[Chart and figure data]
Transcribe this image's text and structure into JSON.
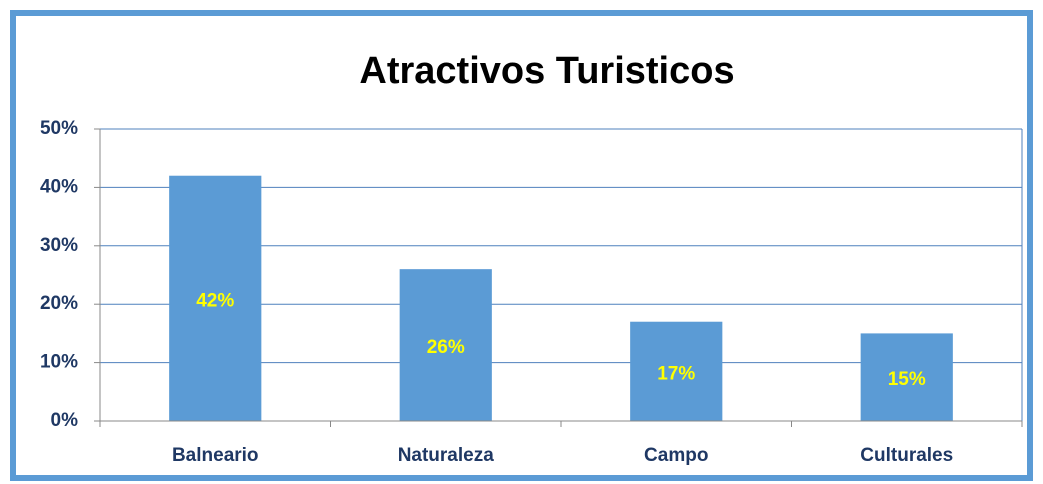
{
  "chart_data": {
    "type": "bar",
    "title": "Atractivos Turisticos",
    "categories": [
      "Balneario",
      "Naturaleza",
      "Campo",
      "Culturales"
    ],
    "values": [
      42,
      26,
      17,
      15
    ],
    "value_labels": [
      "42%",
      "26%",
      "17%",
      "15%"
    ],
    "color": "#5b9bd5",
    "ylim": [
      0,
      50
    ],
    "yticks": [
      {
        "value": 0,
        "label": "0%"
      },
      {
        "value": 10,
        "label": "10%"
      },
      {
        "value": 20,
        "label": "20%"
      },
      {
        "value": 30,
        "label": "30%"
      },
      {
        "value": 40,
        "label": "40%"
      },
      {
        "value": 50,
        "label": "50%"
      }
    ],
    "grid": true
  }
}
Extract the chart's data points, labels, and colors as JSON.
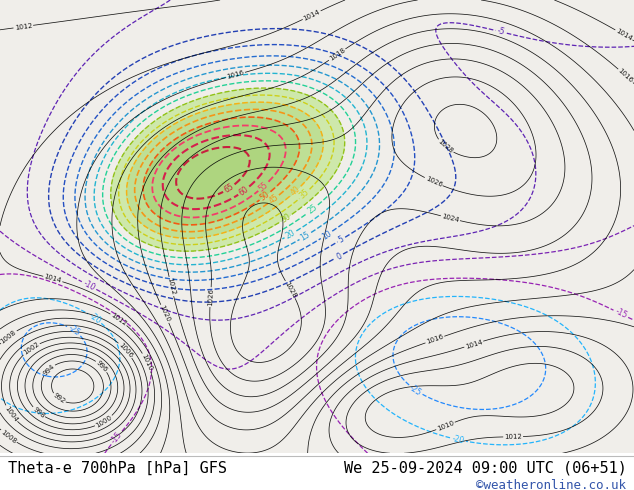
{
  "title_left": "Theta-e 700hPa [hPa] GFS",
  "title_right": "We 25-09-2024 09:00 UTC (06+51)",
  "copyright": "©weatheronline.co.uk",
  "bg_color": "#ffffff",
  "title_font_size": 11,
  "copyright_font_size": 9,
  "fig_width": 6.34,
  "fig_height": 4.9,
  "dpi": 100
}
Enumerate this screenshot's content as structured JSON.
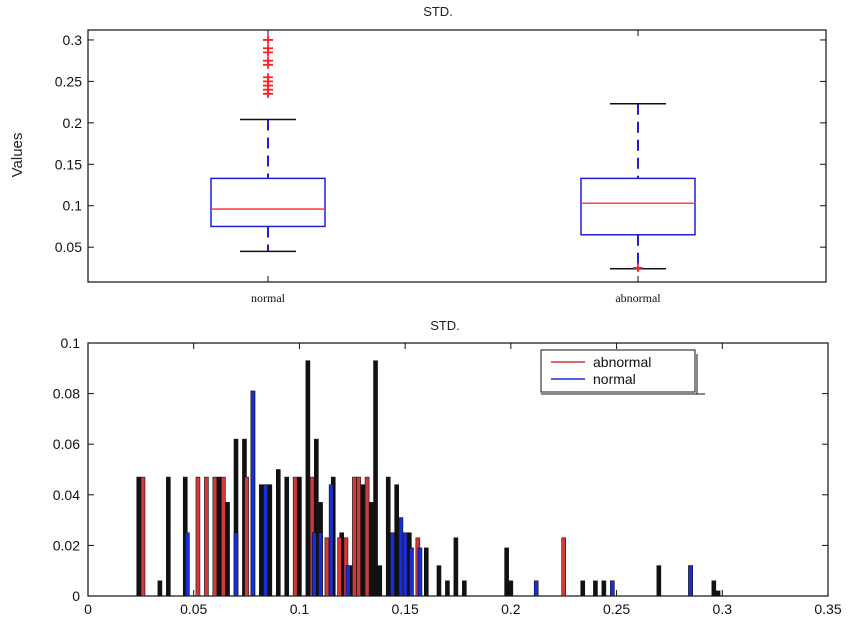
* * *
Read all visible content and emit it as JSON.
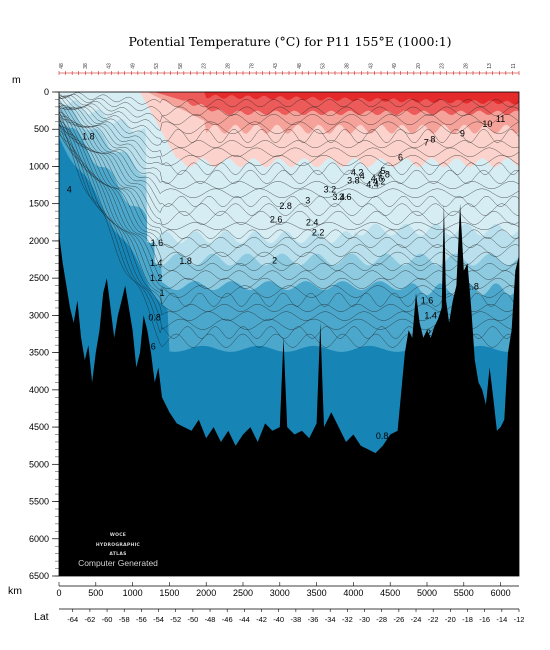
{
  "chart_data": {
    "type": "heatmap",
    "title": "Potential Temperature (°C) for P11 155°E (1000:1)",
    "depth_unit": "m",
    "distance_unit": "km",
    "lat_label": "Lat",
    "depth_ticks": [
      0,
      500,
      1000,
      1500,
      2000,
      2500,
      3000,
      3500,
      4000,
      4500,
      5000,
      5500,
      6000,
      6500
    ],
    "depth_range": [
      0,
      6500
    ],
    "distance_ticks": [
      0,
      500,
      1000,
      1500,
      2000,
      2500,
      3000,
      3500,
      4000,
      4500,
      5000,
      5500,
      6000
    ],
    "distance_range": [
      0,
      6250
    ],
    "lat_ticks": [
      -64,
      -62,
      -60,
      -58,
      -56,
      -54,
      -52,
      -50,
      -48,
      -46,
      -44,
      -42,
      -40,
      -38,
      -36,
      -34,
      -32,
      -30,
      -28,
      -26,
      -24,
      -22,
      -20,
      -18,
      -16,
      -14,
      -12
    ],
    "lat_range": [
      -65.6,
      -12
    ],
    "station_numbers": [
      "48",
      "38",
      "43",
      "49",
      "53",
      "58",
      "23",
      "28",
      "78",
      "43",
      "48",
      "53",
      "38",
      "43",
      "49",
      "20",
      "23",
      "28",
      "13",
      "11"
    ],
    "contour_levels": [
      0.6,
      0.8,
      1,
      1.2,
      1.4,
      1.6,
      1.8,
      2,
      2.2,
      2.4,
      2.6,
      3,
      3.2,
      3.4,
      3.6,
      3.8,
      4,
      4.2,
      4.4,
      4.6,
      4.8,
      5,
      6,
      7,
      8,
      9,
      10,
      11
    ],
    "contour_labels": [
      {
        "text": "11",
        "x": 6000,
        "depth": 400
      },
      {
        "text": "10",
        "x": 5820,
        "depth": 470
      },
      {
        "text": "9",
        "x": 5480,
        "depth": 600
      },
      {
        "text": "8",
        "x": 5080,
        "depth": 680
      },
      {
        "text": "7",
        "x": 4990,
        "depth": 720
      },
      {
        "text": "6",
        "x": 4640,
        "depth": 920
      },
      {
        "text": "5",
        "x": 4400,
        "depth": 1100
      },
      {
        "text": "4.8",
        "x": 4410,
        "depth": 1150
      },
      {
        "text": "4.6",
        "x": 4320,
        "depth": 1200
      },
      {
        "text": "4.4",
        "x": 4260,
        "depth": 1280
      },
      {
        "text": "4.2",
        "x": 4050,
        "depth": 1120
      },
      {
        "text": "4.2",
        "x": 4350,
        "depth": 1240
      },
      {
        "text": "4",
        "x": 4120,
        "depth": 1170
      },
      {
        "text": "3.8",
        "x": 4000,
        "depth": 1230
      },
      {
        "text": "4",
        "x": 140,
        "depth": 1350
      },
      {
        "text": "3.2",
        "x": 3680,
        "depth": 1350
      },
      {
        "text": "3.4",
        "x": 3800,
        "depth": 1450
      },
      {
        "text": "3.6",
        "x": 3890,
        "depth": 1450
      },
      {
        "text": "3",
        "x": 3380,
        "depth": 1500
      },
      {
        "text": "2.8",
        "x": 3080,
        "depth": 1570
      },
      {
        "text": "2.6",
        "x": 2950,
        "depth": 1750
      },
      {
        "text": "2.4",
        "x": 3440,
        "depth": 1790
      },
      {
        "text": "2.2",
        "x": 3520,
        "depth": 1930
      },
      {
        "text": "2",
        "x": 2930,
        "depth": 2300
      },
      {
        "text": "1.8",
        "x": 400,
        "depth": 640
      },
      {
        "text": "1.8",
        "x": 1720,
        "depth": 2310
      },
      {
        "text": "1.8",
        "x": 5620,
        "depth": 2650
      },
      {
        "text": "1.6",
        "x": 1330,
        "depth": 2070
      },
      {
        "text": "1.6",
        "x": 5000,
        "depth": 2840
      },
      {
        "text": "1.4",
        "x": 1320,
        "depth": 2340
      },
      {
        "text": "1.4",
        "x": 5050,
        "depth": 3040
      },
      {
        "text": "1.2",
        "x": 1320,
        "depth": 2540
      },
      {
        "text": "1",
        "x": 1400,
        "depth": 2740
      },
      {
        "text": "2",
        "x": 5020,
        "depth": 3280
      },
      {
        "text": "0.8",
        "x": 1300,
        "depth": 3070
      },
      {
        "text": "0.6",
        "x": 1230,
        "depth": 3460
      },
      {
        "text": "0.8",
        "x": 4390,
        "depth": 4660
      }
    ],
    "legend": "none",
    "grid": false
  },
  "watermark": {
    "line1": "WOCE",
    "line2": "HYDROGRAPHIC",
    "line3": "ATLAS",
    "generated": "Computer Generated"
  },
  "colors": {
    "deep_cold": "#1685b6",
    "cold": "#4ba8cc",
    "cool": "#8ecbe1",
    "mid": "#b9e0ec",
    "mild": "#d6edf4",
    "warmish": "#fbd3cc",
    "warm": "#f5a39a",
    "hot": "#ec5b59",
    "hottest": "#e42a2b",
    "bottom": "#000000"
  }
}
* * *
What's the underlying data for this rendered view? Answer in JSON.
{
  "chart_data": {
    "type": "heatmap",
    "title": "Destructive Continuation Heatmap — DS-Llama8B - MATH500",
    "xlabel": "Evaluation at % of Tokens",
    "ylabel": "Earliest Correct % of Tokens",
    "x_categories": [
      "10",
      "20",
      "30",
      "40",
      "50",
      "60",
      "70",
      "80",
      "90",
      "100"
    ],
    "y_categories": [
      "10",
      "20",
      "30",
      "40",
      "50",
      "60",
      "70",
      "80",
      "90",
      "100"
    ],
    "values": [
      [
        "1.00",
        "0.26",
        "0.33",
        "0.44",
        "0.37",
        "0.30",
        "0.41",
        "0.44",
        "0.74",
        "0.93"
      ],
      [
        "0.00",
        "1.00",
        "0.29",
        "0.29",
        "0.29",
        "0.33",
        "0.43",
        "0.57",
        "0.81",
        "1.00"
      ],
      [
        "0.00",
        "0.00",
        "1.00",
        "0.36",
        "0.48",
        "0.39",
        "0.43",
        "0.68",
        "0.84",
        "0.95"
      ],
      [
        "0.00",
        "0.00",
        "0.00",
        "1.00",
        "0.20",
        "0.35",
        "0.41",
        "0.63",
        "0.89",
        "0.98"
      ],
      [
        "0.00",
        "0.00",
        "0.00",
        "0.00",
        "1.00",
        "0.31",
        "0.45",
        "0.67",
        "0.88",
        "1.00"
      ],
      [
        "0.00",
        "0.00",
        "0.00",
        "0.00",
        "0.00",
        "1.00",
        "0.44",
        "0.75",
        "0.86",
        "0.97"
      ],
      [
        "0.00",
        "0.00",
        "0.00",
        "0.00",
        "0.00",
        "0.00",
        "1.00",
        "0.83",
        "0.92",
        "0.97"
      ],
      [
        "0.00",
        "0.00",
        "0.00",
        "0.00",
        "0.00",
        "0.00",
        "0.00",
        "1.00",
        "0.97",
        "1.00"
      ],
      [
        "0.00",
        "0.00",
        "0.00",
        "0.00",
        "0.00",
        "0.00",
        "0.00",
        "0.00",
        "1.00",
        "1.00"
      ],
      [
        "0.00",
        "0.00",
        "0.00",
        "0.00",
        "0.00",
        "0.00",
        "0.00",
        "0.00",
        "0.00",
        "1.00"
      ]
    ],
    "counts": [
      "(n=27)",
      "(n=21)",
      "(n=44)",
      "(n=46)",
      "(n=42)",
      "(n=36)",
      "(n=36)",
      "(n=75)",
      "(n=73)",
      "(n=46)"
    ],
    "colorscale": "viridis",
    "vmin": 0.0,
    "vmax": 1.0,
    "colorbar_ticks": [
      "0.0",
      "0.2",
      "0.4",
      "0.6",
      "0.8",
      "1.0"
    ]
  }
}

=== Work to do ===
Repeat exactly the part that opens with the line containing "Extract the chart's" and closes with the line containing "Enumerate this screenshot's". Include both end lines, and drop the pictures.

=== The solution ===
Extract the chart's data points, labels, and colors as JSON.
{
  "title_left": "Theta-e 700hPa [hPa] GFS",
  "title_right": "We 25-09-2024 09:00 UTC (06+51)",
  "copyright": "©weatheronline.co.uk",
  "bg_color": "#ffffff",
  "title_font_size": 11,
  "copyright_font_size": 9,
  "fig_width": 6.34,
  "fig_height": 4.9,
  "dpi": 100
}
Enumerate this screenshot's content as structured JSON.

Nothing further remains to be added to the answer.